What lines of the data hold the string "otros"? Pull each one out.

━━━ Records to use

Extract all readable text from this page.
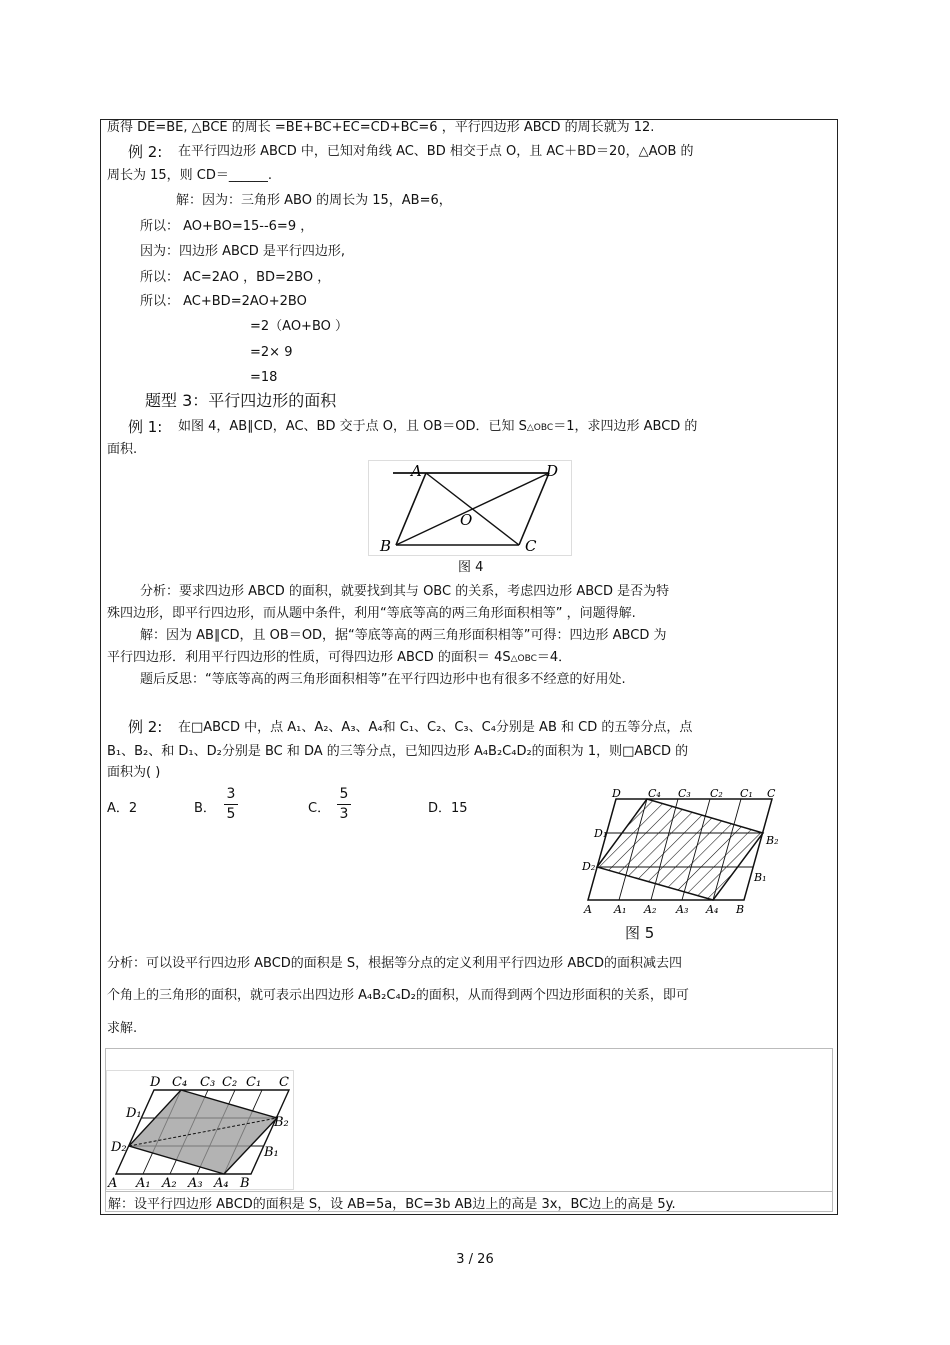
质得 DE=BE, △BCE 的周长 =BE+BC+EC=CD+BC=6 ，平行四边形 ABCD 的周长就为 12.
例 2: 在平行四边形 ABCD 中，已知对角线 AC、BD 相交于点 O，且 AC＋BD＝20，△AOB 的
周长为 15，则 CD＝______.
解：因为：三角形 ABO 的周长为 15，AB=6，
所以： AO+BO=15--6=9 ，
因为：四边形 ABCD 是平行四边形,
所以： AC=2AO ，BD=2BO ，
所以： AC+BD=2AO+2BO
=2（AO+BO ）
=2× 9
=18
题型 3：平行四边形的面积
例 1: 如图 4，AB∥CD，AC、BD 交于点 O，且 OB＝OD．已知 S△OBC＝1，求四边形 ABCD 的
面积.
A	D
B	C
O
图 4
分析：要求四边形 ABCD 的面积，就要找到其与 OBC 的关系，考虑四边形 ABCD 是否为特
殊四边形，即平行四边形，而从题中条件，利用“等底等高的两三角形面积相等” ，问题得解.
解：因为 AB∥CD，且 OB＝OD，据“等底等高的两三角形面积相等”可得：四边形 ABCD 为
平行四边形．利用平行四边形的性质，可得四边形 ABCD 的面积＝ 4S△OBC＝4．
题后反思：“等底等高的两三角形面积相等”在平行四边形中也有很多不经意的好用处.
例 2: 在□ABCD 中，点 A₁、A₂、A₃、A₄和 C₁、C₂、C₃、C₄分别是 AB 和 CD 的五等分点，点
B₁、B₂、和 D₁、D₂分别是 BC 和 DA 的三等分点，已知四边形 A₄B₂C₄D₂的面积为 1，则□ABCD 的
面积为( )
A．2	B．
3
5	C．
5
3	D．15
D C₄ C₃ C₂ C₁ C
D₁
D₂
B₂
B₁
A A₁ A₂ A₃ A₄ B
图 5
分析：可以设平行四边形 ABCD的面积是 S，根据等分点的定义利用平行四边形 ABCD的面积减去四
个角上的三角形的面积，就可表示出四边形 A₄B₂C₄D₂的面积，从而得到两个四边形面积的关系，即可
求解.
D C₄ C₃ C₂ C₁ C
D₁
D₂
B₂
B₁
A A₁ A₂ A₃ A₄ B
解：设平行四边形 ABCD的面积是 S，设 AB=5a，BC=3b AB边上的高是 3x，BC边上的高是 5y.
3 / 26
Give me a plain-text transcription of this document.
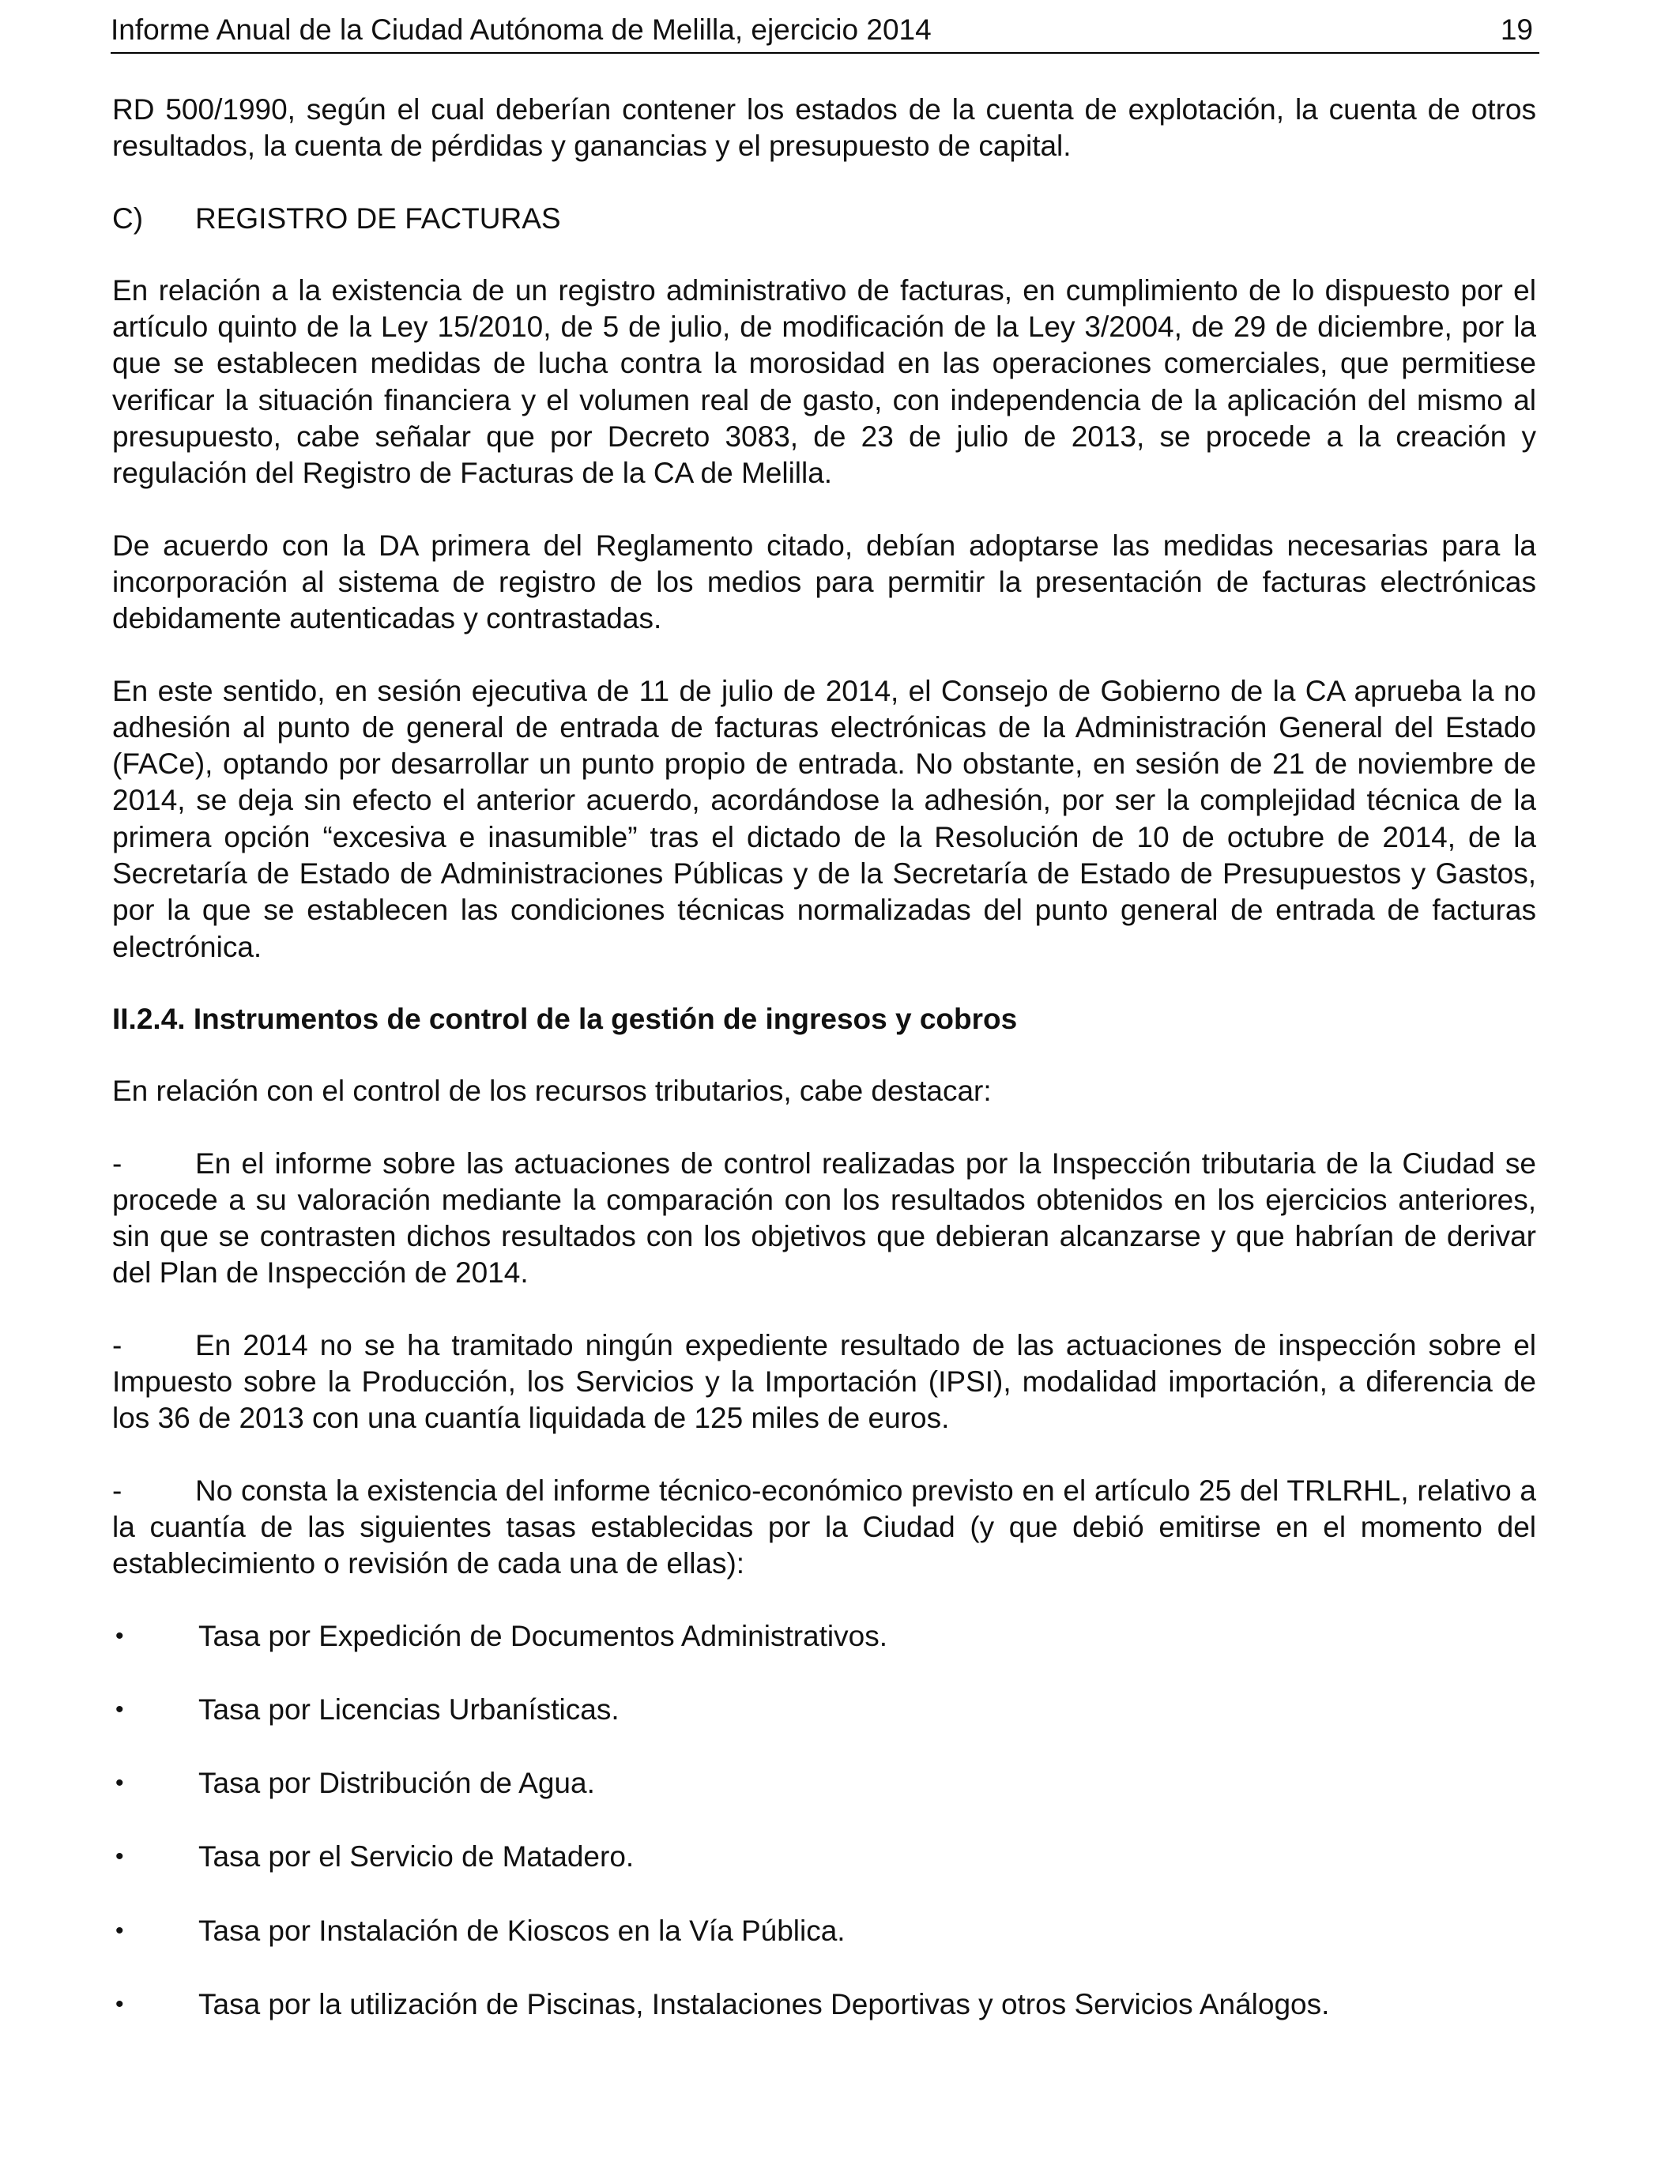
Informe Anual de la Ciudad Autónoma de Melilla, ejercicio 2014	19

RD 500/1990, según el cual deberían contener los estados de la cuenta de explotación, la cuenta de otros resultados, la cuenta de pérdidas y ganancias y el presupuesto de capital.

C)	REGISTRO DE FACTURAS

En relación a la existencia de un registro administrativo de facturas, en cumplimiento de lo dispuesto por el artículo quinto de la Ley 15/2010, de 5 de julio, de modificación de la Ley 3/2004, de 29 de diciembre, por la que se establecen medidas de lucha contra la morosidad en las operaciones comerciales, que permitiese verificar la situación financiera y el volumen real de gasto, con independencia de la aplicación del mismo al presupuesto, cabe señalar que por Decreto 3083, de 23 de julio de 2013, se procede a la creación y regulación del Registro de Facturas de la CA de Melilla.

De acuerdo con la DA primera del Reglamento citado, debían adoptarse las medidas necesarias para la incorporación al sistema de registro de los medios para permitir la presentación de facturas electrónicas debidamente autenticadas y contrastadas.

En este sentido, en sesión ejecutiva de 11 de julio de 2014, el Consejo de Gobierno de la CA aprueba la no adhesión al punto de general de entrada de facturas electrónicas de la Administración General del Estado (FACe), optando por desarrollar un punto propio de entrada. No obstante, en sesión de 21 de noviembre de 2014, se deja sin efecto el anterior acuerdo, acordándose la adhesión, por ser la complejidad técnica de la primera opción “excesiva e inasumible” tras el dictado de la Resolución de 10 de octubre de 2014, de la Secretaría de Estado de Administraciones Públicas y de la Secretaría de Estado de Presupuestos y Gastos, por la que se establecen las condiciones técnicas normalizadas del punto general de entrada de facturas electrónica.

II.2.4. Instrumentos de control de la gestión de ingresos y cobros

En relación con el control de los recursos tributarios, cabe destacar:

-	En el informe sobre las actuaciones de control realizadas por la Inspección tributaria de la Ciudad se procede a su valoración mediante la comparación con los resultados obtenidos en los ejercicios anteriores, sin que se contrasten dichos resultados con los objetivos que debieran alcanzarse y que habrían de derivar del Plan de Inspección de 2014.
-	En 2014 no se ha tramitado ningún expediente resultado de las actuaciones de inspección sobre el Impuesto sobre la Producción, los Servicios y la Importación (IPSI), modalidad importación, a diferencia de los 36 de 2013 con una cuantía liquidada de 125 miles de euros.
-	No consta la existencia del informe técnico-económico previsto en el artículo 25 del TRLRHL, relativo a la cuantía de las siguientes tasas establecidas por la Ciudad (y que debió emitirse en el momento del establecimiento o revisión de cada una de ellas):
•	Tasa por Expedición de Documentos Administrativos.
•	Tasa por Licencias Urbanísticas.
•	Tasa por Distribución de Agua.
•	Tasa por el Servicio de Matadero.
•	Tasa por Instalación de Kioscos en la Vía Pública.
•	Tasa por la utilización de Piscinas, Instalaciones Deportivas y otros Servicios Análogos.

━━━━━━

## Task response
RD 500/1990, según el cual deberían contener los estados de la cuenta de explotación, la cuenta de otros resultados, la cuenta de pérdidas y ganancias y el presupuesto de capital.
•	Tasa por la utilización de Piscinas, Instalaciones Deportivas y otros Servicios Análogos.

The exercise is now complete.